- _Written request_: Repeat the whole listing exactly as written.

Stored entries
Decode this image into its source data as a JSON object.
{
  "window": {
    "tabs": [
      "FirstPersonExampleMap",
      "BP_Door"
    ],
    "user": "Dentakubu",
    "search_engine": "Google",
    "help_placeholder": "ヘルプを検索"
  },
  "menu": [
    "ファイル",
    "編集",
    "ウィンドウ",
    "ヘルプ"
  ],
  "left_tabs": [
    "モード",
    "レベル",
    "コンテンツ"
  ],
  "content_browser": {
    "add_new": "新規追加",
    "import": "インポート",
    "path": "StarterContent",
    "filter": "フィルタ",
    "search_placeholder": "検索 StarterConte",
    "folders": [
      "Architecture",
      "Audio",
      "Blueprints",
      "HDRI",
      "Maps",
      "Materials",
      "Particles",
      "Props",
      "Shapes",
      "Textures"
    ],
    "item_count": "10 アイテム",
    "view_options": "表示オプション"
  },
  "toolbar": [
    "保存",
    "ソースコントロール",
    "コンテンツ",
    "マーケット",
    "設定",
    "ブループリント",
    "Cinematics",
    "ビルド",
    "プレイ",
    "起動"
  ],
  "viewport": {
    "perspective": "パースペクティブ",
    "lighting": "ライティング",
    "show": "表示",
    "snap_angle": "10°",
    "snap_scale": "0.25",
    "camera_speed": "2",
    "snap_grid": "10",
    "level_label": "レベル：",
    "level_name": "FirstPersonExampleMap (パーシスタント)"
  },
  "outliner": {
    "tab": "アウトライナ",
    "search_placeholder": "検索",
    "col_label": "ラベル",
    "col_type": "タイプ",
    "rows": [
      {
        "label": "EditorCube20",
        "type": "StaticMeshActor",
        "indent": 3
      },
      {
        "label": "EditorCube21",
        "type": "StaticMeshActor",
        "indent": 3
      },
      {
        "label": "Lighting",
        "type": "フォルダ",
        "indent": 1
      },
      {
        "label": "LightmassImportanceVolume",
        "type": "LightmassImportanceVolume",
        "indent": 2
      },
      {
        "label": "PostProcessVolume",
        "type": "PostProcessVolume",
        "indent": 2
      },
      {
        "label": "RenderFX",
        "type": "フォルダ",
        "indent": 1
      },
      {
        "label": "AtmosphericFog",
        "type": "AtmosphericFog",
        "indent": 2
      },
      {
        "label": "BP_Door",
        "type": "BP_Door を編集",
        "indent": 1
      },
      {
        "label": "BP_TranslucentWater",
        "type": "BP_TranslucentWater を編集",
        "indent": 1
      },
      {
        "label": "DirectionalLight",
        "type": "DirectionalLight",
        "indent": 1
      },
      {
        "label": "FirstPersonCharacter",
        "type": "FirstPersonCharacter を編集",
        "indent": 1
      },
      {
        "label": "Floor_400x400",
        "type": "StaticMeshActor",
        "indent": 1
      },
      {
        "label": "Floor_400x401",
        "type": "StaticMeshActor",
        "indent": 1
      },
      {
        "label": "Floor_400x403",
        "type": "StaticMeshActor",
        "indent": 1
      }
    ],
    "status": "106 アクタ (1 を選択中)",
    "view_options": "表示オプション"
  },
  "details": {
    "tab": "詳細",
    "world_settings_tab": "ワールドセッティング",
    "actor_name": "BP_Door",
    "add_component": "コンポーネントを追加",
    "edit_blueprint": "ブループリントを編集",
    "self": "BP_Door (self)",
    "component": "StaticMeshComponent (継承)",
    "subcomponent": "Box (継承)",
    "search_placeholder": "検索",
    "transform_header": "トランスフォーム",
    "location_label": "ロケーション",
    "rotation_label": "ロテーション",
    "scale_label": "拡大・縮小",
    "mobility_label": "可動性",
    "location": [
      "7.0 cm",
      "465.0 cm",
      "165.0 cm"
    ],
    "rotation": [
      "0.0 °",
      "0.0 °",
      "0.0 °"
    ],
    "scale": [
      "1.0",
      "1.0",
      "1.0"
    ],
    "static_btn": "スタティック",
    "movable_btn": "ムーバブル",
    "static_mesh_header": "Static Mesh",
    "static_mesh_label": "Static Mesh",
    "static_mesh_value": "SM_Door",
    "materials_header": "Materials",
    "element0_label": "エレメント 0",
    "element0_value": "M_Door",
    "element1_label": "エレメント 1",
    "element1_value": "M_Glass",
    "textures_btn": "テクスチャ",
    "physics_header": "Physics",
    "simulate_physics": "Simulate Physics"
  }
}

- _Exercise answer_:
Decode this image into its source data as a JSON object.
{
  "window": {
    "tabs": [
      "FirstPersonExampleMap",
      "BP_Door"
    ],
    "user": "Dentakubu",
    "search_engine": "Google",
    "help_placeholder": "ヘルプを検索"
  },
  "menu": [
    "ファイル",
    "編集",
    "ウィンドウ",
    "ヘルプ"
  ],
  "left_tabs": [
    "モード",
    "レベル",
    "コンテンツ"
  ],
  "content_browser": {
    "add_new": "新規追加",
    "import": "インポート",
    "path": "StarterContent",
    "filter": "フィルタ",
    "search_placeholder": "検索 StarterConte",
    "folders": [
      "Architecture",
      "Audio",
      "Blueprints",
      "HDRI",
      "Maps",
      "Materials",
      "Particles",
      "Props",
      "Shapes",
      "Textures"
    ],
    "item_count": "10 アイテム",
    "view_options": "表示オプション"
  },
  "toolbar": [
    "保存",
    "ソースコントロール",
    "コンテンツ",
    "マーケット",
    "設定",
    "ブループリント",
    "Cinematics",
    "ビルド",
    "プレイ",
    "起動"
  ],
  "viewport": {
    "perspective": "パースペクティブ",
    "lighting": "ライティング",
    "show": "表示",
    "snap_angle": "10°",
    "snap_scale": "0.25",
    "camera_speed": "2",
    "snap_grid": "10",
    "level_label": "レベル：",
    "level_name": "FirstPersonExampleMap (パーシスタント)"
  },
  "outliner": {
    "tab": "アウトライナ",
    "search_placeholder": "検索",
    "col_label": "ラベル",
    "col_type": "タイプ",
    "rows": [
      {
        "label": "EditorCube20",
        "type": "StaticMeshActor",
        "indent": 3
      },
      {
        "label": "EditorCube21",
        "type": "StaticMeshActor",
        "indent": 3
      },
      {
        "label": "Lighting",
        "type": "フォルダ",
        "indent": 1
      },
      {
        "label": "LightmassImportanceVolume",
        "type": "LightmassImportanceVolume",
        "indent": 2
      },
      {
        "label": "PostProcessVolume",
        "type": "PostProcessVolume",
        "indent": 2
      },
      {
        "label": "RenderFX",
        "type": "フォルダ",
        "indent": 1
      },
      {
        "label": "AtmosphericFog",
        "type": "AtmosphericFog",
        "indent": 2
      },
      {
        "label": "BP_Door",
        "type": "BP_Door を編集",
        "indent": 1
      },
      {
        "label": "BP_TranslucentWater",
        "type": "BP_TranslucentWater を編集",
        "indent": 1
      },
      {
        "label": "DirectionalLight",
        "type": "DirectionalLight",
        "indent": 1
      },
      {
        "label": "FirstPersonCharacter",
        "type": "FirstPersonCharacter を編集",
        "indent": 1
      },
      {
        "label": "Floor_400x400",
        "type": "StaticMeshActor",
        "indent": 1
      },
      {
        "label": "Floor_400x401",
        "type": "StaticMeshActor",
        "indent": 1
      },
      {
        "label": "Floor_400x403",
        "type": "StaticMeshActor",
        "indent": 1
      }
    ],
    "status": "106 アクタ (1 を選択中)",
    "view_options": "表示オプション"
  },
  "details": {
    "tab": "詳細",
    "world_settings_tab": "ワールドセッティング",
    "actor_name": "BP_Door",
    "add_component": "コンポーネントを追加",
    "edit_blueprint": "ブループリントを編集",
    "self": "BP_Door (self)",
    "component": "StaticMeshComponent (継承)",
    "subcomponent": "Box (継承)",
    "search_placeholder": "検索",
    "transform_header": "トランスフォーム",
    "location_label": "ロケーション",
    "rotation_label": "ロテーション",
    "scale_label": "拡大・縮小",
    "mobility_label": "可動性",
    "location": [
      "7.0 cm",
      "465.0 cm",
      "165.0 cm"
    ],
    "rotation": [
      "0.0 °",
      "0.0 °",
      "0.0 °"
    ],
    "scale": [
      "1.0",
      "1.0",
      "1.0"
    ],
    "static_btn": "スタティック",
    "movable_btn": "ムーバブル",
    "static_mesh_header": "Static Mesh",
    "static_mesh_label": "Static Mesh",
    "static_mesh_value": "SM_Door",
    "materials_header": "Materials",
    "element0_label": "エレメント 0",
    "element0_value": "M_Door",
    "element1_label": "エレメント 1",
    "element1_value": "M_Glass",
    "textures_btn": "テクスチャ",
    "physics_header": "Physics",
    "simulate_physics": "Simulate Physics"
  }
}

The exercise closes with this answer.